↓

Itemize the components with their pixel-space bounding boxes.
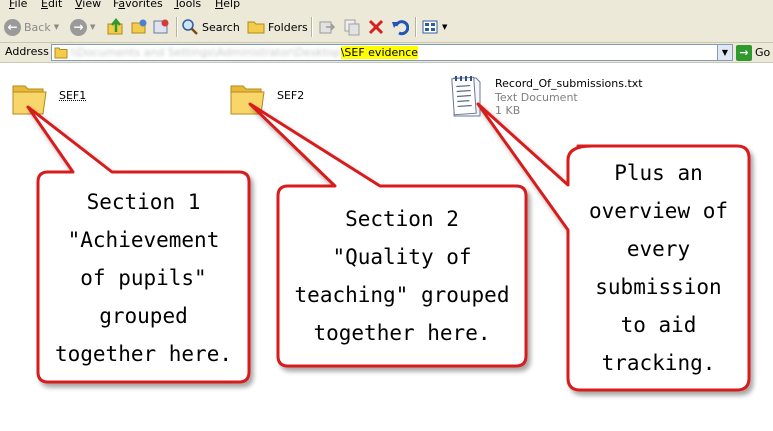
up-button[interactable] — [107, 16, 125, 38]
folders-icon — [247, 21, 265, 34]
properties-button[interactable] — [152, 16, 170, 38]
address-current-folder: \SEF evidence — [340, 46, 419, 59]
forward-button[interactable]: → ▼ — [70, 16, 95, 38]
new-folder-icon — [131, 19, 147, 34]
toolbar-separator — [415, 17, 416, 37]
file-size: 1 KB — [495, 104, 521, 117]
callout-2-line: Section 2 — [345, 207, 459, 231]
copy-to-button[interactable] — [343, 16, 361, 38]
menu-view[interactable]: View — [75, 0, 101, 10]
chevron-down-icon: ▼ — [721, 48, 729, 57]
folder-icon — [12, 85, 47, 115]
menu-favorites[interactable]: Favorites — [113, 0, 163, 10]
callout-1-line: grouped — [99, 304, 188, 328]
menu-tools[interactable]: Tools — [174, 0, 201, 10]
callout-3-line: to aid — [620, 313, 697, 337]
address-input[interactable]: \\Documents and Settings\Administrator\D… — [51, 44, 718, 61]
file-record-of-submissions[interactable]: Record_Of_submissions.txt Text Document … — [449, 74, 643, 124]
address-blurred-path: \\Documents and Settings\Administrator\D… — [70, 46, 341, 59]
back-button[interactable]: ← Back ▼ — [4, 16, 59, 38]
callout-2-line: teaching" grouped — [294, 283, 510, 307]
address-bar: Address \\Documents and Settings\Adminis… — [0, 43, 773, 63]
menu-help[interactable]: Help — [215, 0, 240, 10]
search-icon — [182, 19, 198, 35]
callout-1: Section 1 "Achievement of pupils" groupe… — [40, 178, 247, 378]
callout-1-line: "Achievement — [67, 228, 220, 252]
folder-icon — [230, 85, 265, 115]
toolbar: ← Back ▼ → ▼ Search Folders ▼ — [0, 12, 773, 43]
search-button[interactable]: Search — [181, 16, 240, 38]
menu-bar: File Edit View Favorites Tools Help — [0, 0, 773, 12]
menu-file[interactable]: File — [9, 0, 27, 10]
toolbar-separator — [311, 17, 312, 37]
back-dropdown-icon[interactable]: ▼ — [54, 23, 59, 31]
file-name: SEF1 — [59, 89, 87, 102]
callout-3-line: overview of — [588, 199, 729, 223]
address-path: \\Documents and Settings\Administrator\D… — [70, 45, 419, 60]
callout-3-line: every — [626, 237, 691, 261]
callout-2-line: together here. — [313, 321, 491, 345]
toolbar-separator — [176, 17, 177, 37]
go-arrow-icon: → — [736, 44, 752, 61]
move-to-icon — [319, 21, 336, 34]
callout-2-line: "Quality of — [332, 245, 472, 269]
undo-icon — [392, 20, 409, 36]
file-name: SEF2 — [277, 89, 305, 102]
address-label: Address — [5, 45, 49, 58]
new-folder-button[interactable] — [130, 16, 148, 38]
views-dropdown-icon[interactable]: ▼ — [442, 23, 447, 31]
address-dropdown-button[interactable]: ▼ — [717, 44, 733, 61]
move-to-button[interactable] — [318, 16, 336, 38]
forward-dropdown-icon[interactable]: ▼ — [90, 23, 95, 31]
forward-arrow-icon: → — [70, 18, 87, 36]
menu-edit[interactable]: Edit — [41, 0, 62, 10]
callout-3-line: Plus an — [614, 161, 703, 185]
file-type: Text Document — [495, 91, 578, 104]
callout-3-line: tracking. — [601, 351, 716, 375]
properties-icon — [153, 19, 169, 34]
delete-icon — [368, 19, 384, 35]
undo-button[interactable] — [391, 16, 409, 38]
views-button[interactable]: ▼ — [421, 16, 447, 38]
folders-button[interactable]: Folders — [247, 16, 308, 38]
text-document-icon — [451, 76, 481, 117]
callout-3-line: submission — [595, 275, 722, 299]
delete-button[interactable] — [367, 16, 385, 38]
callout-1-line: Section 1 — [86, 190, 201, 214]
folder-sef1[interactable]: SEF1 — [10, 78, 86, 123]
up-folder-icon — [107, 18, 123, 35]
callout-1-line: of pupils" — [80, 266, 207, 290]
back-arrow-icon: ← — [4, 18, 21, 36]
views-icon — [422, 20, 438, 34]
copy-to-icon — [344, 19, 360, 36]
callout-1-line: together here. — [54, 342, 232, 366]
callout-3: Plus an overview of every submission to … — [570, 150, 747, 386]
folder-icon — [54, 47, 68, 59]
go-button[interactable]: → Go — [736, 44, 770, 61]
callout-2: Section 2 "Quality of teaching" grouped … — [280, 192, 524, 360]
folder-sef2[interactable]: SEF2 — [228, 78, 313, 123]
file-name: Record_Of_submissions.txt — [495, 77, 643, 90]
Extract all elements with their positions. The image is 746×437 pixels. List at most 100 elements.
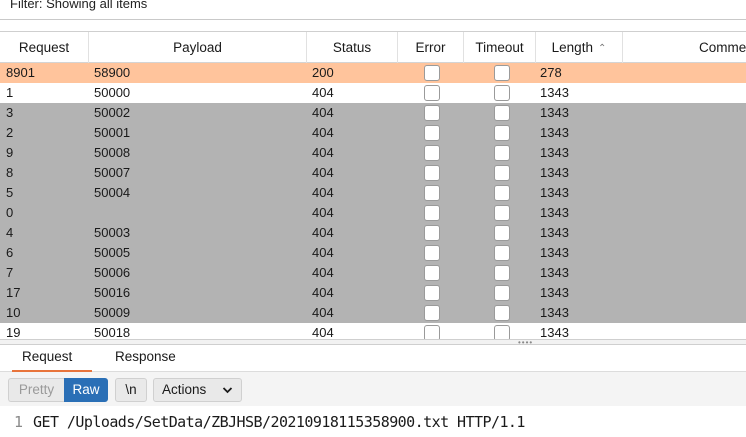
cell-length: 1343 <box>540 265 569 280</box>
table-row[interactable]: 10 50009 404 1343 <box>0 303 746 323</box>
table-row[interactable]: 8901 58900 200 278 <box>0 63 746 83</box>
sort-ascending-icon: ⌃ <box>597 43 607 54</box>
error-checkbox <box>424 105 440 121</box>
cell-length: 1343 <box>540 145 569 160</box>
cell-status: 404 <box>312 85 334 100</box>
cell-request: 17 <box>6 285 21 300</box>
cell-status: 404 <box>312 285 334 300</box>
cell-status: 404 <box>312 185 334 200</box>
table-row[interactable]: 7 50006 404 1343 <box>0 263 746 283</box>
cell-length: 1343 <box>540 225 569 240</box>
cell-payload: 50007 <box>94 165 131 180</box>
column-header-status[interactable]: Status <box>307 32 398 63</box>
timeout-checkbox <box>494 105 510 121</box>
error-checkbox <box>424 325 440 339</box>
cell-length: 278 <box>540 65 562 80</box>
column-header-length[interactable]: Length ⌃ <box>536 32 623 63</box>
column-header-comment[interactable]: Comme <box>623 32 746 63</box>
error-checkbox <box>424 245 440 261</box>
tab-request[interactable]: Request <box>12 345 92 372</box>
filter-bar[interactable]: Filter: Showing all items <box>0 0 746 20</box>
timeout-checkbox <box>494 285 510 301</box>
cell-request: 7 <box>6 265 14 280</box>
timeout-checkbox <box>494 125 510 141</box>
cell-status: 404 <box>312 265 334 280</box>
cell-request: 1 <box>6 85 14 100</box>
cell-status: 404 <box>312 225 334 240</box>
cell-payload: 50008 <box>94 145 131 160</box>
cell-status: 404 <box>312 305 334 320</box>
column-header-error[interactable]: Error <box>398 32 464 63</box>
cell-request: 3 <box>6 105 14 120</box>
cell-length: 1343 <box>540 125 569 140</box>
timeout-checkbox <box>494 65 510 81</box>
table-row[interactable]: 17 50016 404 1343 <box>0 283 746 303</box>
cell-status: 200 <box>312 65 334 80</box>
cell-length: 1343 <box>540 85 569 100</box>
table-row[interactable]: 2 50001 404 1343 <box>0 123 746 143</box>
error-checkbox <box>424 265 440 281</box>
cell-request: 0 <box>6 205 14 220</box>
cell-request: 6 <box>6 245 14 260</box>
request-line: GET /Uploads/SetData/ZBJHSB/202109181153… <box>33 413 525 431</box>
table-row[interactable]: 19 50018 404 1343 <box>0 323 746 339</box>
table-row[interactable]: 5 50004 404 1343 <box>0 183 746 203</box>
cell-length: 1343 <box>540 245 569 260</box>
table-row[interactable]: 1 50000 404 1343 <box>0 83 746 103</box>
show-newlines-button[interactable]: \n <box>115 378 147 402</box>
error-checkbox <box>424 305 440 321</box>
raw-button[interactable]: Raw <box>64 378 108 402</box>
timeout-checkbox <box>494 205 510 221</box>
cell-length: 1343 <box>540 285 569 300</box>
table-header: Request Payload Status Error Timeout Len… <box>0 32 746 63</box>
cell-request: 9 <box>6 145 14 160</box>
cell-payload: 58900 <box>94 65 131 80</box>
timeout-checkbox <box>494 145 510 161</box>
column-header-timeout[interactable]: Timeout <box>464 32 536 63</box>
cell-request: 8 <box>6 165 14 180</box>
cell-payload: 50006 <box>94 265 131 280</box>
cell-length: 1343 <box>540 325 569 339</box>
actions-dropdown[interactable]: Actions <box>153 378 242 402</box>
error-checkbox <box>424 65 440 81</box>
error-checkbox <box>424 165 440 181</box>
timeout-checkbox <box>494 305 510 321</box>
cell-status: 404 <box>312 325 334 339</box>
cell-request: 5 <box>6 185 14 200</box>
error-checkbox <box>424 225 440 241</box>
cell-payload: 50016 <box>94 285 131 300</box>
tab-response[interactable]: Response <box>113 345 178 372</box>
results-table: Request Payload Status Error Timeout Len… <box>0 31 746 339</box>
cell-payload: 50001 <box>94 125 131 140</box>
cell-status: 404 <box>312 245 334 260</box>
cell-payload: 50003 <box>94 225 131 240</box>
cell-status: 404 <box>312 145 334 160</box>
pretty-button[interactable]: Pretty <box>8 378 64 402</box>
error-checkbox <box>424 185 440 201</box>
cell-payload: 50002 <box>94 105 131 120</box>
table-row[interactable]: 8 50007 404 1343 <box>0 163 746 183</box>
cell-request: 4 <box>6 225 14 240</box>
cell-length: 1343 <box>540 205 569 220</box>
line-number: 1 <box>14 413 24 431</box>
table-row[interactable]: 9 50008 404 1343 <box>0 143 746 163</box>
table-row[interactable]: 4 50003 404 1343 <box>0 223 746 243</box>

↑

(Short problem) Convert the stretch of the material from the line containing "up-button[interactable] — [107, 16, 125, 38]" through the line containing "callout-3-line: every — [626, 237, 691, 261]" into a JSON list of strings, one string for each line, with blank lines left out.

(Solved exercise)
[
  "up-button[interactable] — [107, 16, 125, 38]",
  "folders-icon — [247, 21, 265, 34]",
  "properties-button[interactable] — [152, 16, 170, 38]",
  "address-current-folder: \\SEF evidence — [340, 46, 419, 59]",
  "forward-button[interactable]: → ▼ — [70, 16, 95, 38]",
  "new-folder-icon — [131, 19, 147, 34]",
  "toolbar-separator — [415, 17, 416, 37]",
  "file-size: 1 KB — [495, 104, 521, 117]",
  "callout-2-line: Section 2 — [345, 207, 459, 231]",
  "copy-to-button[interactable] — [343, 16, 361, 38]",
  "menu-view[interactable]: View — [75, 0, 101, 10]",
  "chevron-down-icon: ▼ — [721, 48, 729, 57]",
  "folder-icon — [12, 85, 47, 115]",
  "menu-favorites[interactable]: Favorites — [113, 0, 163, 10]",
  "callout-1-line: grouped — [99, 304, 188, 328]",
  "menu-tools[interactable]: Tools — [174, 0, 201, 10]",
  "callout-3-line: to aid — [620, 313, 697, 337]",
  "address-input[interactable]: \\\\Documents and Settings\\Administrator\\D… — [51, 44, 718, 61]",
  "file-record-of-submissions[interactable]: Record_Of_submissions.txt Text Document … — [449, 74, 643, 124]",
  "address-blurred-path: \\\\Documents and Settings\\Administrator\\D… — [70, 46, 341, 59]",
  "back-button[interactable]: ← Back ▼ — [4, 16, 59, 38]",
  "callout-2-line: teaching\" grouped — [294, 283, 510, 307]",
  "address-bar: Address \\\\Documents and Settings\\Adminis… — [0, 43, 773, 63]",
  "menu-help[interactable]: Help — [215, 0, 240, 10]",
  "search-icon — [182, 19, 198, 35]",
  "callout-1: Section 1 \"Achievement of pupils\" groupe… — [40, 178, 247, 378]",
  "callout-1-line: \"Achievement — [67, 228, 220, 252]",
  "folder-icon — [230, 85, 265, 115]",
  "toolbar: ← Back ▼ → ▼ Search Folders ▼ — [0, 12, 773, 43]",
  "search-button[interactable]: Search — [181, 16, 240, 38]",
  "menu-bar: File Edit View Favorites Tools Help — [0, 0, 773, 12]",
  "menu-file[interactable]: File — [9, 0, 27, 10]",
  "toolbar-separator — [311, 17, 312, 37]",
  "back-dropdown-icon[interactable]: ▼ — [54, 23, 59, 31]",
  "file-name: SEF1 — [59, 89, 87, 102]",
  "callout-3-line: overview of — [588, 199, 729, 223]",
  "address-path: \\\\Documents and Settings\\Administrator\\D… — [70, 45, 419, 60]",
  "callout-3-line: every — [626, 237, 691, 261]"
]